Extracts from a graphics dataset:

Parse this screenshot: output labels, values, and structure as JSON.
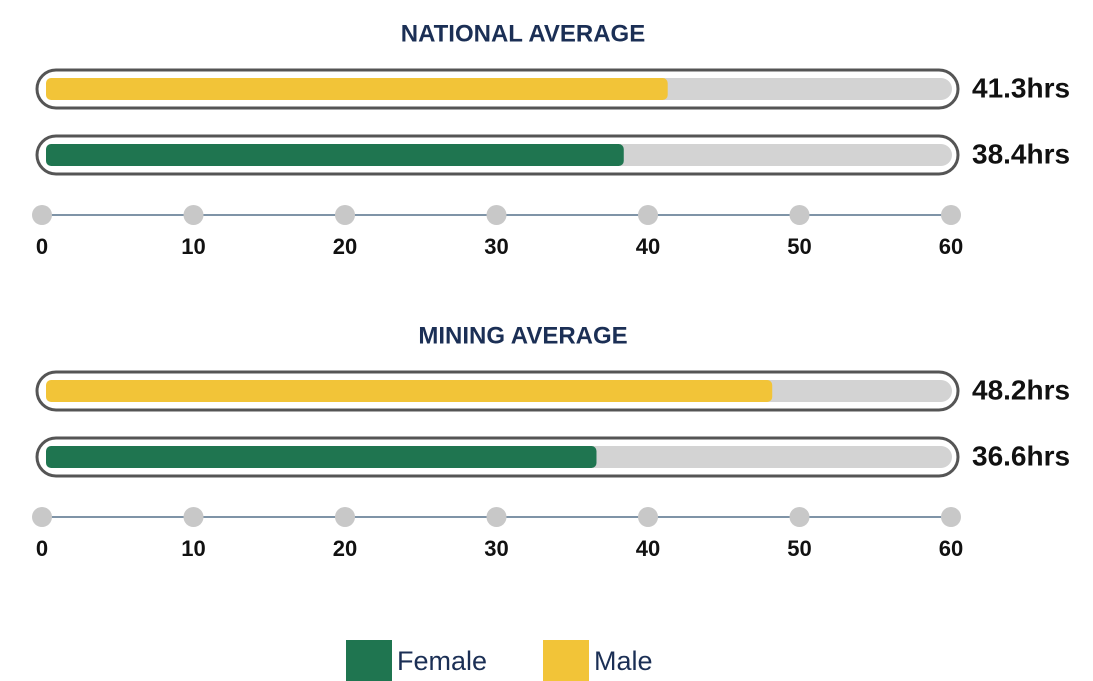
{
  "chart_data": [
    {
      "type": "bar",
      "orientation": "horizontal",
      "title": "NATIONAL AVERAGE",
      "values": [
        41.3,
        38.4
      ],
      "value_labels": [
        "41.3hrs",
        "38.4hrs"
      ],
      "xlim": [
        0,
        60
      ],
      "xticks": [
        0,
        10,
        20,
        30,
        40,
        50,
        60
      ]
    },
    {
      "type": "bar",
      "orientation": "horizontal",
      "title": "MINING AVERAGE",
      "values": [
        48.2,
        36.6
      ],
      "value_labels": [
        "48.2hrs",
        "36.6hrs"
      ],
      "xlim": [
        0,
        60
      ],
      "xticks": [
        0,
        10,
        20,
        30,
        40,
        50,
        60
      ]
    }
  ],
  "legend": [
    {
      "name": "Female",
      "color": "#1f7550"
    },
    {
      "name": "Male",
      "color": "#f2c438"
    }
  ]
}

YOUR TASK: Restate each line of the records exactly; pictures do not belong in the copy.

SOLUTION TO THIS EXERCISE:
Parse this screenshot: output labels, values, and structure as JSON.
{
  "chart_data": [
    {
      "type": "bar",
      "orientation": "horizontal",
      "title": "NATIONAL AVERAGE",
      "values": [
        41.3,
        38.4
      ],
      "value_labels": [
        "41.3hrs",
        "38.4hrs"
      ],
      "xlim": [
        0,
        60
      ],
      "xticks": [
        0,
        10,
        20,
        30,
        40,
        50,
        60
      ]
    },
    {
      "type": "bar",
      "orientation": "horizontal",
      "title": "MINING AVERAGE",
      "values": [
        48.2,
        36.6
      ],
      "value_labels": [
        "48.2hrs",
        "36.6hrs"
      ],
      "xlim": [
        0,
        60
      ],
      "xticks": [
        0,
        10,
        20,
        30,
        40,
        50,
        60
      ]
    }
  ],
  "legend": [
    {
      "name": "Female",
      "color": "#1f7550"
    },
    {
      "name": "Male",
      "color": "#f2c438"
    }
  ]
}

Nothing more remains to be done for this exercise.